Figure collection entries:
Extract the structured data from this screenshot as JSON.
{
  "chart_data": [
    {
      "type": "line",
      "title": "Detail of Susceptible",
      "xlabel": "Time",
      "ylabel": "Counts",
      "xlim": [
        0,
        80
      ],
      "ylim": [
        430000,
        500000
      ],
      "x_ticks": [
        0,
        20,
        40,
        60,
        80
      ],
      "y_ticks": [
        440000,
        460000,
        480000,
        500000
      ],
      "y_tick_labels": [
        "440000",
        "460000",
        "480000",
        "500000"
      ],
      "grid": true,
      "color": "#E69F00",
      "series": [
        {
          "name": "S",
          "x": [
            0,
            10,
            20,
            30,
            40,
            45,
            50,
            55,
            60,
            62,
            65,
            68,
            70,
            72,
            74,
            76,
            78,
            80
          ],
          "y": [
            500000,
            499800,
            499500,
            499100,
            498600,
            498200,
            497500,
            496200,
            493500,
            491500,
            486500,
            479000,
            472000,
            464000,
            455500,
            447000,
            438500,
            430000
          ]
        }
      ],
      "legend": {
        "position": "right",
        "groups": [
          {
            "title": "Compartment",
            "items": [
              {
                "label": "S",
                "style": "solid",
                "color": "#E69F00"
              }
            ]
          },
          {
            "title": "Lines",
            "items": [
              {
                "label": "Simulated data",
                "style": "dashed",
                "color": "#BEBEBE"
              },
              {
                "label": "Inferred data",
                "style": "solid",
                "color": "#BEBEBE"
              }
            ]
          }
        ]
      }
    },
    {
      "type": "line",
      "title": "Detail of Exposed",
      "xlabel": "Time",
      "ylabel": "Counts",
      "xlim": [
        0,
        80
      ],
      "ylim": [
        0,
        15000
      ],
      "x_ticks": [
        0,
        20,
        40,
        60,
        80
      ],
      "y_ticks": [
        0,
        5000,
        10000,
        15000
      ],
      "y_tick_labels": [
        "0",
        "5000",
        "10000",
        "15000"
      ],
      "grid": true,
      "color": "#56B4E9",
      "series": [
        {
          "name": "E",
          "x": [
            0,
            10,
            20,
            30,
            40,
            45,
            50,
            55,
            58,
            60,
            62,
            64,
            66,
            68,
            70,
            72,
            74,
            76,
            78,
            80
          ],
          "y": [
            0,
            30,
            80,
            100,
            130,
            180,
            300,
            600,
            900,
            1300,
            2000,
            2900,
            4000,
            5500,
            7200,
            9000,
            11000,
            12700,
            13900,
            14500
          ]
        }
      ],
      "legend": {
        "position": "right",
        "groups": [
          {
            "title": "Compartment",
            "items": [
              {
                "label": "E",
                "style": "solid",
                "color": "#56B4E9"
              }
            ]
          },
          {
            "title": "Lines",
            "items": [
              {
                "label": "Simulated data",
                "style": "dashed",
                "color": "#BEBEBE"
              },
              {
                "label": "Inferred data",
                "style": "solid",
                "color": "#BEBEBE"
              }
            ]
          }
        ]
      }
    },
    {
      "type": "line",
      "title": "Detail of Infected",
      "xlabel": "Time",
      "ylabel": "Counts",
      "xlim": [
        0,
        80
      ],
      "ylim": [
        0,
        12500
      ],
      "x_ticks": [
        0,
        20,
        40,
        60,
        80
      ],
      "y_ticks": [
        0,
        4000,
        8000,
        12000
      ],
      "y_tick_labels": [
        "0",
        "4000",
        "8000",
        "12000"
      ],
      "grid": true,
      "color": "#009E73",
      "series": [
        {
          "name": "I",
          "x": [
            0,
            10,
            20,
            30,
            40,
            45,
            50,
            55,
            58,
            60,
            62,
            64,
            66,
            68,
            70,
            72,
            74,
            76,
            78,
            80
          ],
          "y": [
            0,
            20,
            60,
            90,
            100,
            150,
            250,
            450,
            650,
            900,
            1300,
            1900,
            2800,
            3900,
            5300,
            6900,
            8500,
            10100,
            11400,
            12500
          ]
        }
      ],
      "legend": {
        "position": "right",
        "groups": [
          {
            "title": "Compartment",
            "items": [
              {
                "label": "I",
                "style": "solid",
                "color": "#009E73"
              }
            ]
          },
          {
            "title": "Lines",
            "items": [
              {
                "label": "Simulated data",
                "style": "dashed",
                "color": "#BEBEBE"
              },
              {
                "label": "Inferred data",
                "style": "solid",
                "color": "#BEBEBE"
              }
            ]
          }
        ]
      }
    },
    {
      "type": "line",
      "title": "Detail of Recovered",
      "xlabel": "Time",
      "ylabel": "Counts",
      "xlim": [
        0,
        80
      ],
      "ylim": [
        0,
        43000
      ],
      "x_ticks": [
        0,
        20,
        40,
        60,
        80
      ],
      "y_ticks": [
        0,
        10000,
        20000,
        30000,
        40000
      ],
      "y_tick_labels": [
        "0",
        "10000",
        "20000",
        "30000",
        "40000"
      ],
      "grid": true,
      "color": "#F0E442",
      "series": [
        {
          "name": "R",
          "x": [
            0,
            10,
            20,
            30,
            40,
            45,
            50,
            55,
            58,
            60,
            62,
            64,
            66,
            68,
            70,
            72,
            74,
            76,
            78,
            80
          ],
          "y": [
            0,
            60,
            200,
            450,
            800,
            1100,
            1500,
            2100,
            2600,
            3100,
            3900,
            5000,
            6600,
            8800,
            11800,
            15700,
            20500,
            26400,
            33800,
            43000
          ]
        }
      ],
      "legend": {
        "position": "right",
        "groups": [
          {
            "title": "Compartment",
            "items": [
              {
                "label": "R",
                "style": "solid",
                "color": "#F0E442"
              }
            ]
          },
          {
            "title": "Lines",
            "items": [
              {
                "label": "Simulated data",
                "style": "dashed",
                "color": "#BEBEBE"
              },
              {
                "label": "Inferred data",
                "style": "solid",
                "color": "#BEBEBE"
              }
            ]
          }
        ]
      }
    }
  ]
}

= PROBLEM REQUIREMENTS =
Write out the complete set of records exactly as given.

= SOLUTION TO THIS TASK =
Extract the structured data from this screenshot as JSON.
{
  "chart_data": [
    {
      "type": "line",
      "title": "Detail of Susceptible",
      "xlabel": "Time",
      "ylabel": "Counts",
      "xlim": [
        0,
        80
      ],
      "ylim": [
        430000,
        500000
      ],
      "x_ticks": [
        0,
        20,
        40,
        60,
        80
      ],
      "y_ticks": [
        440000,
        460000,
        480000,
        500000
      ],
      "y_tick_labels": [
        "440000",
        "460000",
        "480000",
        "500000"
      ],
      "grid": true,
      "color": "#E69F00",
      "series": [
        {
          "name": "S",
          "x": [
            0,
            10,
            20,
            30,
            40,
            45,
            50,
            55,
            60,
            62,
            65,
            68,
            70,
            72,
            74,
            76,
            78,
            80
          ],
          "y": [
            500000,
            499800,
            499500,
            499100,
            498600,
            498200,
            497500,
            496200,
            493500,
            491500,
            486500,
            479000,
            472000,
            464000,
            455500,
            447000,
            438500,
            430000
          ]
        }
      ],
      "legend": {
        "position": "right",
        "groups": [
          {
            "title": "Compartment",
            "items": [
              {
                "label": "S",
                "style": "solid",
                "color": "#E69F00"
              }
            ]
          },
          {
            "title": "Lines",
            "items": [
              {
                "label": "Simulated data",
                "style": "dashed",
                "color": "#BEBEBE"
              },
              {
                "label": "Inferred data",
                "style": "solid",
                "color": "#BEBEBE"
              }
            ]
          }
        ]
      }
    },
    {
      "type": "line",
      "title": "Detail of Exposed",
      "xlabel": "Time",
      "ylabel": "Counts",
      "xlim": [
        0,
        80
      ],
      "ylim": [
        0,
        15000
      ],
      "x_ticks": [
        0,
        20,
        40,
        60,
        80
      ],
      "y_ticks": [
        0,
        5000,
        10000,
        15000
      ],
      "y_tick_labels": [
        "0",
        "5000",
        "10000",
        "15000"
      ],
      "grid": true,
      "color": "#56B4E9",
      "series": [
        {
          "name": "E",
          "x": [
            0,
            10,
            20,
            30,
            40,
            45,
            50,
            55,
            58,
            60,
            62,
            64,
            66,
            68,
            70,
            72,
            74,
            76,
            78,
            80
          ],
          "y": [
            0,
            30,
            80,
            100,
            130,
            180,
            300,
            600,
            900,
            1300,
            2000,
            2900,
            4000,
            5500,
            7200,
            9000,
            11000,
            12700,
            13900,
            14500
          ]
        }
      ],
      "legend": {
        "position": "right",
        "groups": [
          {
            "title": "Compartment",
            "items": [
              {
                "label": "E",
                "style": "solid",
                "color": "#56B4E9"
              }
            ]
          },
          {
            "title": "Lines",
            "items": [
              {
                "label": "Simulated data",
                "style": "dashed",
                "color": "#BEBEBE"
              },
              {
                "label": "Inferred data",
                "style": "solid",
                "color": "#BEBEBE"
              }
            ]
          }
        ]
      }
    },
    {
      "type": "line",
      "title": "Detail of Infected",
      "xlabel": "Time",
      "ylabel": "Counts",
      "xlim": [
        0,
        80
      ],
      "ylim": [
        0,
        12500
      ],
      "x_ticks": [
        0,
        20,
        40,
        60,
        80
      ],
      "y_ticks": [
        0,
        4000,
        8000,
        12000
      ],
      "y_tick_labels": [
        "0",
        "4000",
        "8000",
        "12000"
      ],
      "grid": true,
      "color": "#009E73",
      "series": [
        {
          "name": "I",
          "x": [
            0,
            10,
            20,
            30,
            40,
            45,
            50,
            55,
            58,
            60,
            62,
            64,
            66,
            68,
            70,
            72,
            74,
            76,
            78,
            80
          ],
          "y": [
            0,
            20,
            60,
            90,
            100,
            150,
            250,
            450,
            650,
            900,
            1300,
            1900,
            2800,
            3900,
            5300,
            6900,
            8500,
            10100,
            11400,
            12500
          ]
        }
      ],
      "legend": {
        "position": "right",
        "groups": [
          {
            "title": "Compartment",
            "items": [
              {
                "label": "I",
                "style": "solid",
                "color": "#009E73"
              }
            ]
          },
          {
            "title": "Lines",
            "items": [
              {
                "label": "Simulated data",
                "style": "dashed",
                "color": "#BEBEBE"
              },
              {
                "label": "Inferred data",
                "style": "solid",
                "color": "#BEBEBE"
              }
            ]
          }
        ]
      }
    },
    {
      "type": "line",
      "title": "Detail of Recovered",
      "xlabel": "Time",
      "ylabel": "Counts",
      "xlim": [
        0,
        80
      ],
      "ylim": [
        0,
        43000
      ],
      "x_ticks": [
        0,
        20,
        40,
        60,
        80
      ],
      "y_ticks": [
        0,
        10000,
        20000,
        30000,
        40000
      ],
      "y_tick_labels": [
        "0",
        "10000",
        "20000",
        "30000",
        "40000"
      ],
      "grid": true,
      "color": "#F0E442",
      "series": [
        {
          "name": "R",
          "x": [
            0,
            10,
            20,
            30,
            40,
            45,
            50,
            55,
            58,
            60,
            62,
            64,
            66,
            68,
            70,
            72,
            74,
            76,
            78,
            80
          ],
          "y": [
            0,
            60,
            200,
            450,
            800,
            1100,
            1500,
            2100,
            2600,
            3100,
            3900,
            5000,
            6600,
            8800,
            11800,
            15700,
            20500,
            26400,
            33800,
            43000
          ]
        }
      ],
      "legend": {
        "position": "right",
        "groups": [
          {
            "title": "Compartment",
            "items": [
              {
                "label": "R",
                "style": "solid",
                "color": "#F0E442"
              }
            ]
          },
          {
            "title": "Lines",
            "items": [
              {
                "label": "Simulated data",
                "style": "dashed",
                "color": "#BEBEBE"
              },
              {
                "label": "Inferred data",
                "style": "solid",
                "color": "#BEBEBE"
              }
            ]
          }
        ]
      }
    }
  ]
}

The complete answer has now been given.